[Begin Data extract]

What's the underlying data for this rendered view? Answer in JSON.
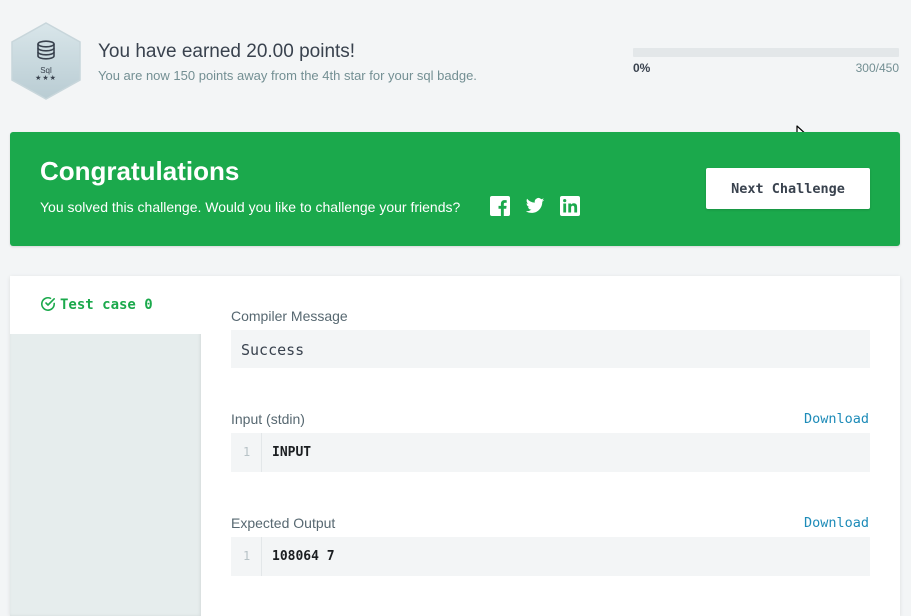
{
  "badge": {
    "name": "Sql",
    "stars": "★★★",
    "icon": "database-icon"
  },
  "earned": {
    "title": "You have earned 20.00 points!",
    "subtitle": "You are now 150 points away from the 4th star for your sql badge."
  },
  "progress": {
    "min_label": "0%",
    "max_label": "300/450",
    "fraction": 0
  },
  "banner": {
    "title": "Congratulations",
    "subtitle": "You solved this challenge. Would you like to challenge your friends?",
    "social_icons": [
      "facebook-icon",
      "twitter-icon",
      "linkedin-icon"
    ],
    "next_button": "Next Challenge",
    "color": "#1ba94c"
  },
  "tests": {
    "tabs": [
      {
        "label": "Test case 0",
        "status": "passed",
        "icon": "check-circle-icon"
      }
    ],
    "compiler_message": {
      "label": "Compiler Message",
      "value": "Success"
    },
    "input": {
      "label": "Input (stdin)",
      "download": "Download",
      "lines": [
        {
          "no": "1",
          "text": "INPUT"
        }
      ]
    },
    "expected_output": {
      "label": "Expected Output",
      "download": "Download",
      "lines": [
        {
          "no": "1",
          "text": "108064 7"
        }
      ]
    }
  },
  "colors": {
    "accent_green": "#1ba94c",
    "link_blue": "#1d8bb8",
    "text_dark": "#39424e",
    "text_muted": "#738f93"
  }
}
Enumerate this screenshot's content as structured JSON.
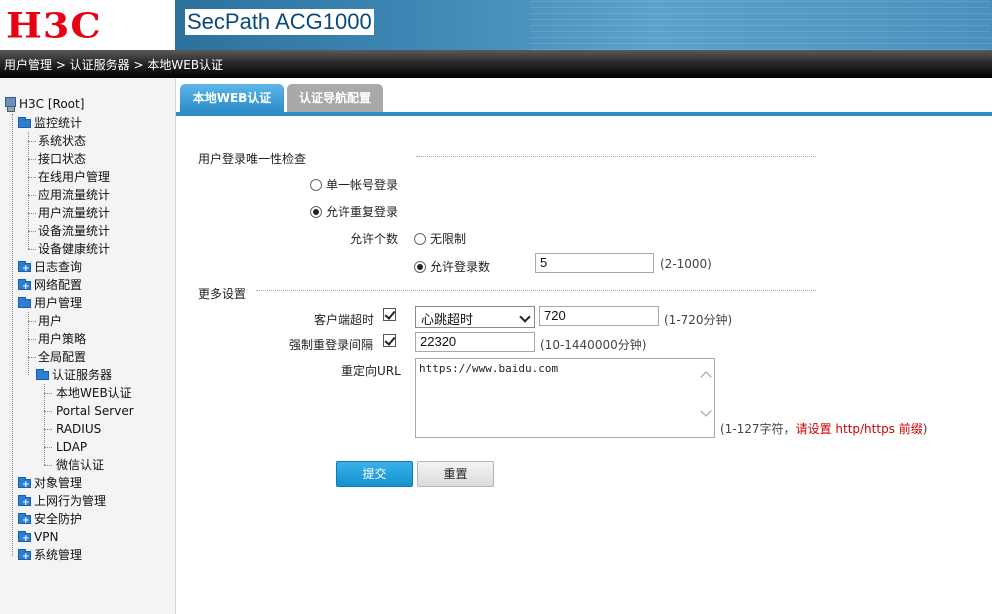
{
  "header": {
    "logo": "H3C",
    "product": "SecPath ACG1000"
  },
  "breadcrumb": "用户管理 > 认证服务器 > 本地WEB认证",
  "sidebar": {
    "root": "H3C [Root]",
    "items": [
      {
        "label": "监控统计",
        "children": [
          "系统状态",
          "接口状态",
          "在线用户管理",
          "应用流量统计",
          "用户流量统计",
          "设备流量统计",
          "设备健康统计"
        ]
      },
      {
        "label": "日志查询"
      },
      {
        "label": "网络配置"
      },
      {
        "label": "用户管理",
        "children": [
          "用户",
          "用户策略",
          "全局配置"
        ]
      },
      {
        "label": "认证服务器",
        "children": [
          "本地WEB认证",
          "Portal Server",
          "RADIUS",
          "LDAP",
          "微信认证"
        ]
      },
      {
        "label": "对象管理"
      },
      {
        "label": "上网行为管理"
      },
      {
        "label": "安全防护"
      },
      {
        "label": "VPN"
      },
      {
        "label": "系统管理"
      }
    ]
  },
  "tabs": [
    {
      "label": "本地WEB认证",
      "active": true
    },
    {
      "label": "认证导航配置",
      "active": false
    }
  ],
  "form": {
    "login_check_title": "用户登录唯一性检查",
    "radio_single": "单一帐号登录",
    "radio_allow_repeat": "允许重复登录",
    "allow_count_label": "允许个数",
    "radio_unlimited": "无限制",
    "radio_limit": "允许登录数",
    "limit_value": "5",
    "limit_hint": "(2-1000)",
    "more_settings_title": "更多设置",
    "client_timeout_label": "客户端超时",
    "client_timeout_select": "心跳超时",
    "client_timeout_value": "720",
    "client_timeout_hint": "(1-720分钟)",
    "force_relogin_label": "强制重登录间隔",
    "force_relogin_value": "22320",
    "force_relogin_hint": "(10-1440000分钟)",
    "redirect_label": "重定向URL",
    "redirect_value": "https://www.baidu.com",
    "redirect_hint_prefix": "(1-127字符，",
    "redirect_hint_red": "请设置 http/https 前缀",
    "redirect_hint_suffix": ")",
    "submit": "提交",
    "reset": "重置"
  },
  "colors": {
    "accent": "#2b8cc8",
    "logo_red": "#e60012",
    "hint_red": "#d00000"
  }
}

[End Data extract]

[Given request] Skip every picture and transcribe the data above exactly.

[Finished exercise]
What's the underlying data for this rendered view? Answer in JSON.
{
  "badge": {
    "name": "Sql",
    "stars": "★★★",
    "icon": "database-icon"
  },
  "earned": {
    "title": "You have earned 20.00 points!",
    "subtitle": "You are now 150 points away from the 4th star for your sql badge."
  },
  "progress": {
    "min_label": "0%",
    "max_label": "300/450",
    "fraction": 0
  },
  "banner": {
    "title": "Congratulations",
    "subtitle": "You solved this challenge. Would you like to challenge your friends?",
    "social_icons": [
      "facebook-icon",
      "twitter-icon",
      "linkedin-icon"
    ],
    "next_button": "Next Challenge",
    "color": "#1ba94c"
  },
  "tests": {
    "tabs": [
      {
        "label": "Test case 0",
        "status": "passed",
        "icon": "check-circle-icon"
      }
    ],
    "compiler_message": {
      "label": "Compiler Message",
      "value": "Success"
    },
    "input": {
      "label": "Input (stdin)",
      "download": "Download",
      "lines": [
        {
          "no": "1",
          "text": "INPUT"
        }
      ]
    },
    "expected_output": {
      "label": "Expected Output",
      "download": "Download",
      "lines": [
        {
          "no": "1",
          "text": "108064 7"
        }
      ]
    }
  },
  "colors": {
    "accent_green": "#1ba94c",
    "link_blue": "#1d8bb8",
    "text_dark": "#39424e",
    "text_muted": "#738f93"
  }
}
Enumerate this screenshot's content as structured JSON.
{
  "header": {
    "logo": "H3C",
    "product": "SecPath ACG1000"
  },
  "breadcrumb": "用户管理 > 认证服务器 > 本地WEB认证",
  "sidebar": {
    "root": "H3C [Root]",
    "items": [
      {
        "label": "监控统计",
        "children": [
          "系统状态",
          "接口状态",
          "在线用户管理",
          "应用流量统计",
          "用户流量统计",
          "设备流量统计",
          "设备健康统计"
        ]
      },
      {
        "label": "日志查询"
      },
      {
        "label": "网络配置"
      },
      {
        "label": "用户管理",
        "children": [
          "用户",
          "用户策略",
          "全局配置"
        ]
      },
      {
        "label": "认证服务器",
        "children": [
          "本地WEB认证",
          "Portal Server",
          "RADIUS",
          "LDAP",
          "微信认证"
        ]
      },
      {
        "label": "对象管理"
      },
      {
        "label": "上网行为管理"
      },
      {
        "label": "安全防护"
      },
      {
        "label": "VPN"
      },
      {
        "label": "系统管理"
      }
    ]
  },
  "tabs": [
    {
      "label": "本地WEB认证",
      "active": true
    },
    {
      "label": "认证导航配置",
      "active": false
    }
  ],
  "form": {
    "login_check_title": "用户登录唯一性检查",
    "radio_single": "单一帐号登录",
    "radio_allow_repeat": "允许重复登录",
    "allow_count_label": "允许个数",
    "radio_unlimited": "无限制",
    "radio_limit": "允许登录数",
    "limit_value": "5",
    "limit_hint": "(2-1000)",
    "more_settings_title": "更多设置",
    "client_timeout_label": "客户端超时",
    "client_timeout_select": "心跳超时",
    "client_timeout_value": "720",
    "client_timeout_hint": "(1-720分钟)",
    "force_relogin_label": "强制重登录间隔",
    "force_relogin_value": "22320",
    "force_relogin_hint": "(10-1440000分钟)",
    "redirect_label": "重定向URL",
    "redirect_value": "https://www.baidu.com",
    "redirect_hint_prefix": "(1-127字符，",
    "redirect_hint_red": "请设置 http/https 前缀",
    "redirect_hint_suffix": ")",
    "submit": "提交",
    "reset": "重置"
  },
  "colors": {
    "accent": "#2b8cc8",
    "logo_red": "#e60012",
    "hint_red": "#d00000"
  }
}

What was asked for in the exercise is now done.